* THE PROBLEM:
Make an exact copy of all the entries, but do not reproduce the pictures.

(Records from a data collection)

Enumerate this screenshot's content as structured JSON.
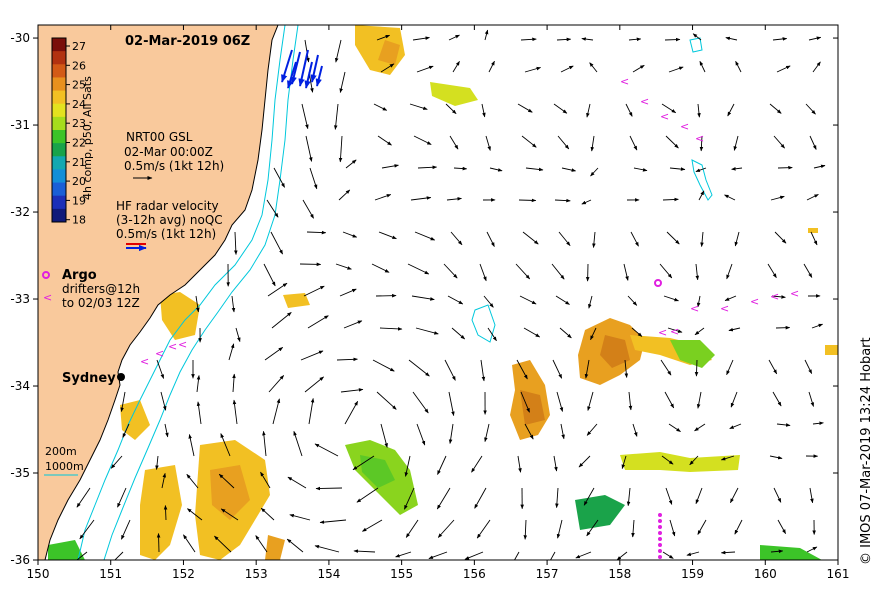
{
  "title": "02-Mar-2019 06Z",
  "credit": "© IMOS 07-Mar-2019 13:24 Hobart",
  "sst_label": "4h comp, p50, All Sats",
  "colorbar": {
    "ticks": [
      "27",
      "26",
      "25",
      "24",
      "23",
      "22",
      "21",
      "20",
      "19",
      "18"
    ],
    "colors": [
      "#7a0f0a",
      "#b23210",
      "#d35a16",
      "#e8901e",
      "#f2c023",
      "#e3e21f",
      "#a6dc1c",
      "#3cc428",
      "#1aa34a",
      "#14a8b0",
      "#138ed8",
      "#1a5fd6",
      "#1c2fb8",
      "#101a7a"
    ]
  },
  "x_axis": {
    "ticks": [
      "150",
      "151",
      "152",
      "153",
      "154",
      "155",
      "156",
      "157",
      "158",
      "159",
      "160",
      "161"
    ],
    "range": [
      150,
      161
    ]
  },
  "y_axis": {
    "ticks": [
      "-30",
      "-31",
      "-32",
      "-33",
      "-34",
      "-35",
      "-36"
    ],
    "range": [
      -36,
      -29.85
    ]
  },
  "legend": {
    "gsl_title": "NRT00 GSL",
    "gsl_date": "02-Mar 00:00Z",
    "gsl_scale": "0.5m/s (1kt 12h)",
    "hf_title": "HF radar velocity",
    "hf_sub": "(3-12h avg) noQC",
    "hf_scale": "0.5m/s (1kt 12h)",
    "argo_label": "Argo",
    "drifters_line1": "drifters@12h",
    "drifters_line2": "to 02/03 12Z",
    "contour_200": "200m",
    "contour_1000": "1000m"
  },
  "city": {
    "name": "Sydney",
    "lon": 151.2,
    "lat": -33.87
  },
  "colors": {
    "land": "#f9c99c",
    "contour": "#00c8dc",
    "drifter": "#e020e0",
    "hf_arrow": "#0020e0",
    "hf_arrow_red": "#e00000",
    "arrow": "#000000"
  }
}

* FINISHED ANSWER:
Enumerate this screenshot's content as structured JSON.
{
  "title": "02-Mar-2019 06Z",
  "credit": "© IMOS 07-Mar-2019 13:24 Hobart",
  "sst_label": "4h comp, p50, All Sats",
  "colorbar": {
    "ticks": [
      "27",
      "26",
      "25",
      "24",
      "23",
      "22",
      "21",
      "20",
      "19",
      "18"
    ],
    "colors": [
      "#7a0f0a",
      "#b23210",
      "#d35a16",
      "#e8901e",
      "#f2c023",
      "#e3e21f",
      "#a6dc1c",
      "#3cc428",
      "#1aa34a",
      "#14a8b0",
      "#138ed8",
      "#1a5fd6",
      "#1c2fb8",
      "#101a7a"
    ]
  },
  "x_axis": {
    "ticks": [
      "150",
      "151",
      "152",
      "153",
      "154",
      "155",
      "156",
      "157",
      "158",
      "159",
      "160",
      "161"
    ],
    "range": [
      150,
      161
    ]
  },
  "y_axis": {
    "ticks": [
      "-30",
      "-31",
      "-32",
      "-33",
      "-34",
      "-35",
      "-36"
    ],
    "range": [
      -36,
      -29.85
    ]
  },
  "legend": {
    "gsl_title": "NRT00 GSL",
    "gsl_date": "02-Mar 00:00Z",
    "gsl_scale": "0.5m/s (1kt 12h)",
    "hf_title": "HF radar velocity",
    "hf_sub": "(3-12h avg) noQC",
    "hf_scale": "0.5m/s (1kt 12h)",
    "argo_label": "Argo",
    "drifters_line1": "drifters@12h",
    "drifters_line2": "to 02/03 12Z",
    "contour_200": "200m",
    "contour_1000": "1000m"
  },
  "city": {
    "name": "Sydney",
    "lon": 151.2,
    "lat": -33.87
  },
  "colors": {
    "land": "#f9c99c",
    "contour": "#00c8dc",
    "drifter": "#e020e0",
    "hf_arrow": "#0020e0",
    "hf_arrow_red": "#e00000",
    "arrow": "#000000"
  }
}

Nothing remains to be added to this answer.